Directions for this task: Where a line holds "أسامة", copy it.

Given records:
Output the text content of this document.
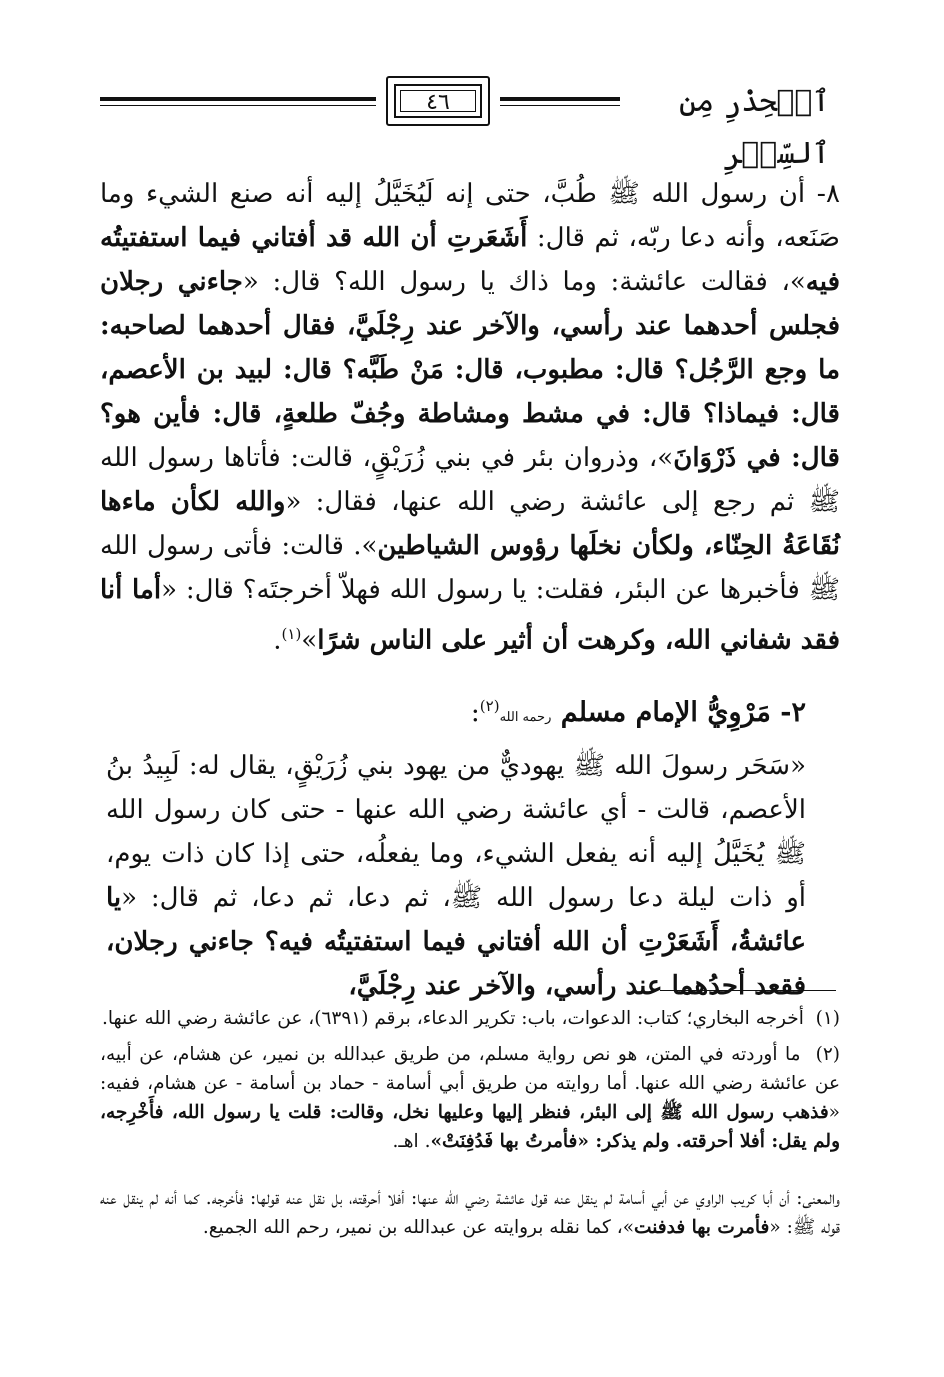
٤٦	ٱلۡحِذْرِ مِن ٱلسِّحۡرِ
٨- أن رسول الله ﷺ طُبَّ، حتى إنه لَيُخَيَّلُ إليه أنه صنع الشيء وما صَنَعه، وأنه دعا ربّه، ثم قال: أَشَعَرتِ أن الله قد أفتاني فيما استفتيتُه فيه»، فقالت عائشة: وما ذاك يا رسول الله؟ قال: «جاءني رجلان فجلس أحدهما عند رأسي، والآخر عند رِجْلَيَّ، فقال أحدهما لصاحبه: ما وجع الرَّجُل؟ قال: مطبوب، قال: مَنْ طَبَّه؟ قال: لبيد بن الأعصم، قال: فيماذا؟ قال: في مشط ومشاطة وجُفّ طلعةٍ، قال: فأين هو؟ قال: في ذَرْوَانَ»، وذروان بئر في بني زُرَيْقٍ، قالت: فأتاها رسول الله ﷺ ثم رجع إلى عائشة رضي الله عنها، فقال: «والله لكأن ماءها نُقَاعَةُ الحِنّاء، ولكأن نخلَها رؤوس الشياطين». قالت: فأتى رسول الله ﷺ فأخبرها عن البئر، فقلت: يا رسول الله فهلاّ أخرجتَه؟ قال: «أما أنا فقد شفاني الله، وكرهت أن أثير على الناس شرًا»$^{(١)}$.
٢- مَرْوِيُّ الإمام مسلم رحمه الله$^{(٢)}$:
«سَحَر رسولَ الله ﷺ يهوديٌّ من يهود بني زُرَيْقٍ، يقال له: لَبِيدُ بنُ الأعصم، قالت - أي عائشة رضي الله عنها - حتى كان رسول الله ﷺ يُخَيَّلُ إليه أنه يفعل الشيء، وما يفعلُه، حتى إذا كان ذات يوم، أو ذات ليلة دعا رسول الله ﷺ، ثم دعا، ثم دعا، ثم قال: «يا عائشةُ، أَشَعَرْتِ أن الله أفتاني فيما استفتيتُه فيه؟ جاءني رجلان، فقعد أحدُهما عند رأسي، والآخر عند رِجْلَيَّ،
(١)  أخرجه البخاري؛ كتاب: الدعوات، باب: تكرير الدعاء، برقم (٦٣٩١)، عن عائشة رضي الله عنها.
(٢)  ما أوردته في المتن، هو نص رواية مسلم، من طريق عبدالله بن نمير، عن هشام، عن أبيه، عن عائشة رضي الله عنها. أما روايته من طريق أبي أسامة - حماد بن أسامة - عن هشام، ففيه: «فذهب رسول الله ﷺ إلى البئر، فنظر إليها وعليها نخل، وقالت: قلت يا رسول الله، فأَخْرِجه، ولم يقل: أفلا أحرقته. ولم يذكر: «فأمرتُ بها فَدُفِنَتْ». اهـ.
والمعنى: أن أبا كريب الراوي عن أبي أسامة لم ينقل عنه قول عائشة رضي الله عنها: أفلا أحرقته، بل نقل عنه قولها: فأخرجه. كما أنه لم ينقل عنه قوله ﷺ: «فأمرت بها فدفنت»، كما نقله بروايته عن عبدالله بن نمير، رحم الله الجميع.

Full response:
(٢)  ما أوردته في المتن، هو نص رواية مسلم، من طريق عبدالله بن نمير، عن هشام، عن أبيه، عن عائشة رضي الله عنها. أما روايته من طريق أبي أسامة - حماد بن أسامة - عن هشام، ففيه: «فذهب رسول الله ﷺ إلى البئر، فنظر إليها وعليها نخل، وقالت: قلت يا رسول الله، فأَخْرِجه، ولم يقل: أفلا أحرقته. ولم يذكر: «فأمرتُ بها فَدُفِنَتْ». اهـ.
والمعنى: أن أبا كريب الراوي عن أبي أسامة لم ينقل عنه قول عائشة رضي الله عنها: أفلا أحرقته، بل نقل عنه قولها: فأخرجه. كما أنه لم ينقل عنه قوله ﷺ: «فأمرت بها فدفنت»، كما نقله بروايته عن عبدالله بن نمير، رحم الله الجميع.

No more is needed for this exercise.